**What is asked:**
Write out all of the entries that follow, word for word, but skip the pictures.

** Begin Working data **

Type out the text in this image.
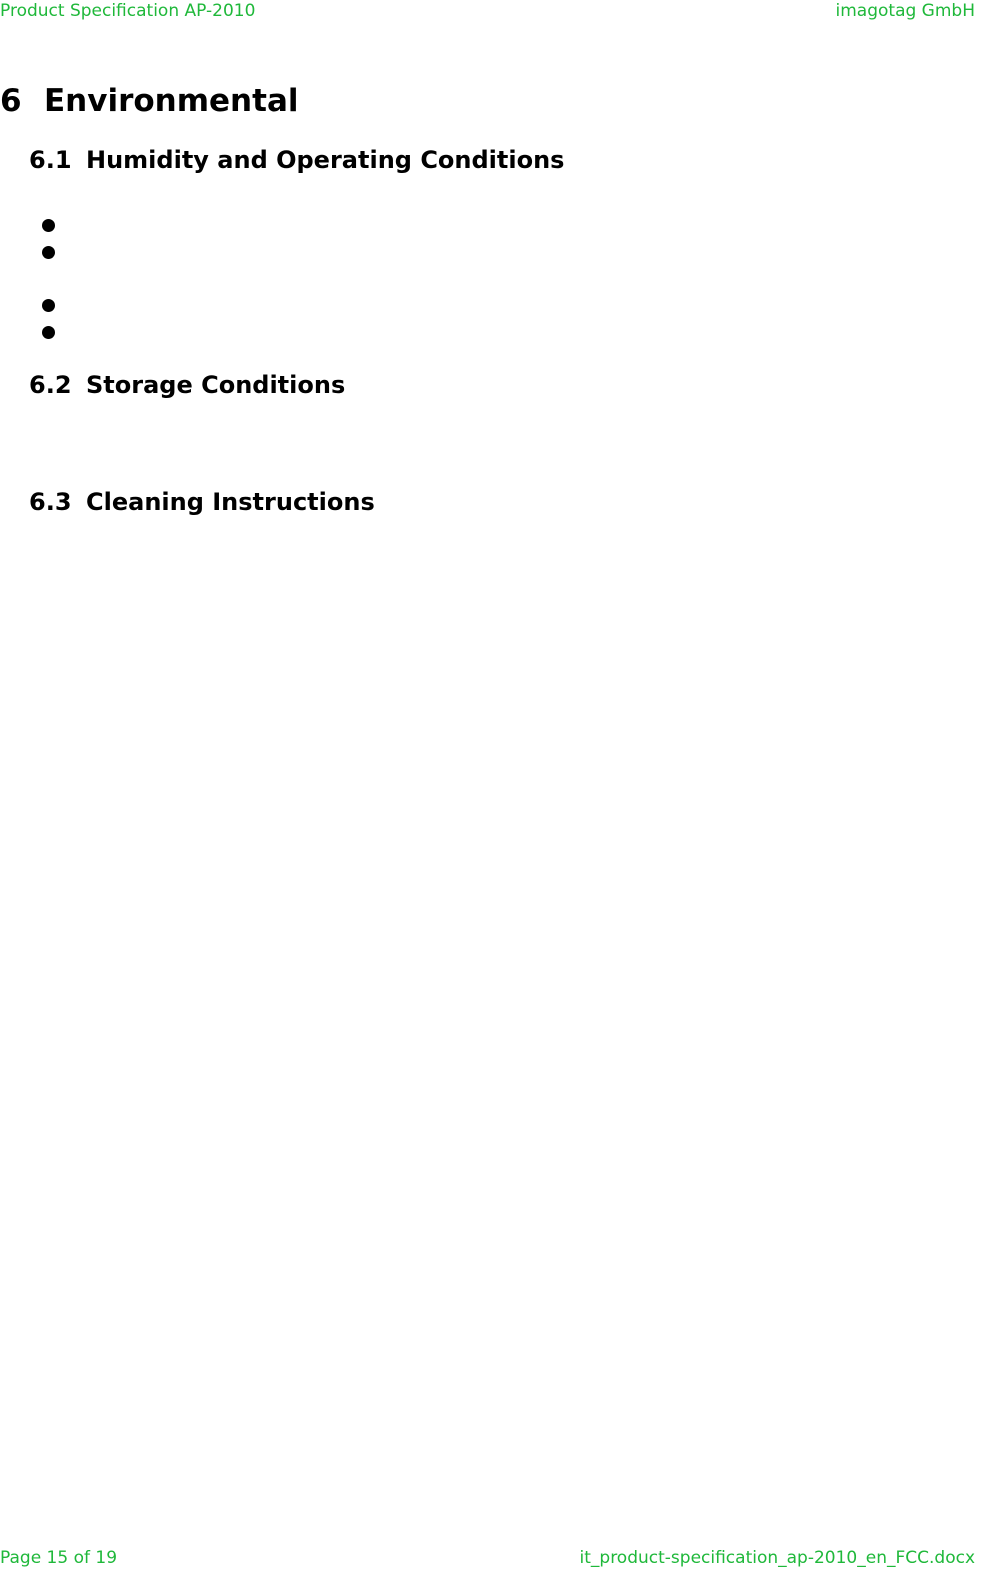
Product Specification AP-2010	imagotag GmbH
6 Environmental
6.1 Humidity and Operating Conditions
6.2 Storage Conditions
6.3 Cleaning Instructions
Page 15 of 19	it_product-specification_ap-2010_en_FCC.docx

** End Working data **

**Result of the task:**
Type out the text in this image.
Product Specification AP-2010	imagotag GmbH
6 Environmental
6.1 Humidity and Operating Conditions
6.2 Storage Conditions
6.3 Cleaning Instructions
Page 15 of 19	it_product-specification_ap-2010_en_FCC.docx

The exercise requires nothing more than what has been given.